Goal: Drop the images; return everything else in the listing below exactly.

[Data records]
-*-
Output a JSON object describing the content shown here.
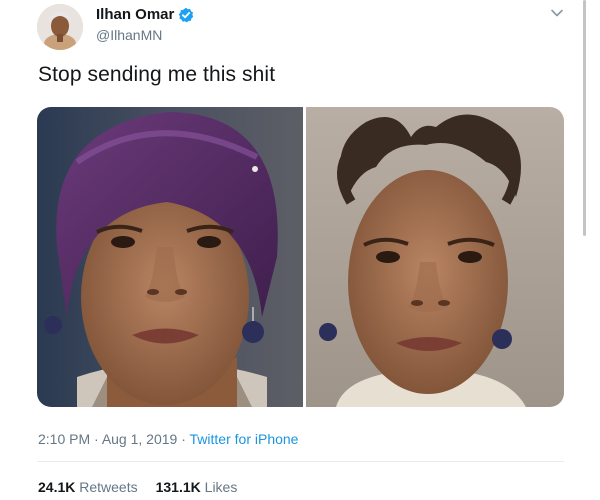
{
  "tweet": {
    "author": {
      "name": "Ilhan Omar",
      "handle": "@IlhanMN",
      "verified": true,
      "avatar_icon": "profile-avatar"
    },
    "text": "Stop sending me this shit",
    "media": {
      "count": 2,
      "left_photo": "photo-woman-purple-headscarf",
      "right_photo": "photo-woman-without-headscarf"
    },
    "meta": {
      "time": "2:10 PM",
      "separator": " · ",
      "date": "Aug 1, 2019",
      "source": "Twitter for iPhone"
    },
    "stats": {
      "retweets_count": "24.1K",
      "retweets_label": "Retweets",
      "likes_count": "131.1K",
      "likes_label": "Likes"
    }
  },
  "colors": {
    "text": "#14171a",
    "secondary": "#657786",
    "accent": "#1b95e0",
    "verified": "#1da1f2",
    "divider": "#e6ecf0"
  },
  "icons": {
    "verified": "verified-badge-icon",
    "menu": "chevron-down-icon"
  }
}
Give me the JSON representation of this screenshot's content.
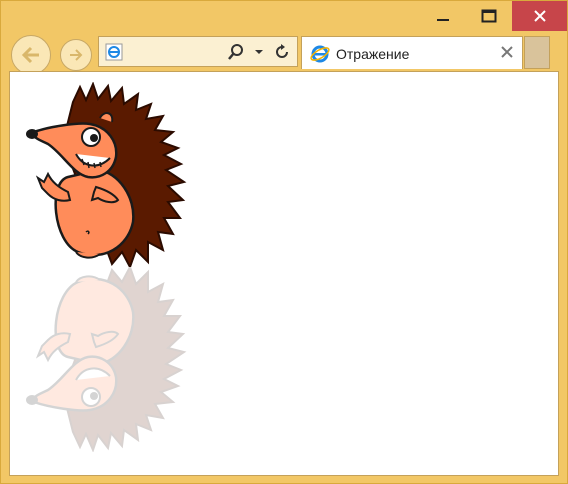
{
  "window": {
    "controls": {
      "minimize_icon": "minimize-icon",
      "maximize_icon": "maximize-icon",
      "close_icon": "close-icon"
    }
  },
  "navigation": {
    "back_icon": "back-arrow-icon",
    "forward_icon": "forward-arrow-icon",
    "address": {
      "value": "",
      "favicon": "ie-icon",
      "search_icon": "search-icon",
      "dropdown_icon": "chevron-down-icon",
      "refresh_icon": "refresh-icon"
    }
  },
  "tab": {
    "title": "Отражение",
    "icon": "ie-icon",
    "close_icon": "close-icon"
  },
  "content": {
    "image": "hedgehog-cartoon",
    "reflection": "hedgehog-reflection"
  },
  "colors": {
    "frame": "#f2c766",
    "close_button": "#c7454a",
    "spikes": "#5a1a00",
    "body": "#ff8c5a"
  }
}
-*-
Result of the exercise:
Output a JSON object describing the content shown here.
{
  "tweet": {
    "author": {
      "name": "Ilhan Omar",
      "handle": "@IlhanMN",
      "verified": true,
      "avatar_icon": "profile-avatar"
    },
    "text": "Stop sending me this shit",
    "media": {
      "count": 2,
      "left_photo": "photo-woman-purple-headscarf",
      "right_photo": "photo-woman-without-headscarf"
    },
    "meta": {
      "time": "2:10 PM",
      "separator": " · ",
      "date": "Aug 1, 2019",
      "source": "Twitter for iPhone"
    },
    "stats": {
      "retweets_count": "24.1K",
      "retweets_label": "Retweets",
      "likes_count": "131.1K",
      "likes_label": "Likes"
    }
  },
  "colors": {
    "text": "#14171a",
    "secondary": "#657786",
    "accent": "#1b95e0",
    "verified": "#1da1f2",
    "divider": "#e6ecf0"
  },
  "icons": {
    "verified": "verified-badge-icon",
    "menu": "chevron-down-icon"
  }
}
Give me the JSON representation of this screenshot's content.
{
  "window": {
    "controls": {
      "minimize_icon": "minimize-icon",
      "maximize_icon": "maximize-icon",
      "close_icon": "close-icon"
    }
  },
  "navigation": {
    "back_icon": "back-arrow-icon",
    "forward_icon": "forward-arrow-icon",
    "address": {
      "value": "",
      "favicon": "ie-icon",
      "search_icon": "search-icon",
      "dropdown_icon": "chevron-down-icon",
      "refresh_icon": "refresh-icon"
    }
  },
  "tab": {
    "title": "Отражение",
    "icon": "ie-icon",
    "close_icon": "close-icon"
  },
  "content": {
    "image": "hedgehog-cartoon",
    "reflection": "hedgehog-reflection"
  },
  "colors": {
    "frame": "#f2c766",
    "close_button": "#c7454a",
    "spikes": "#5a1a00",
    "body": "#ff8c5a"
  }
}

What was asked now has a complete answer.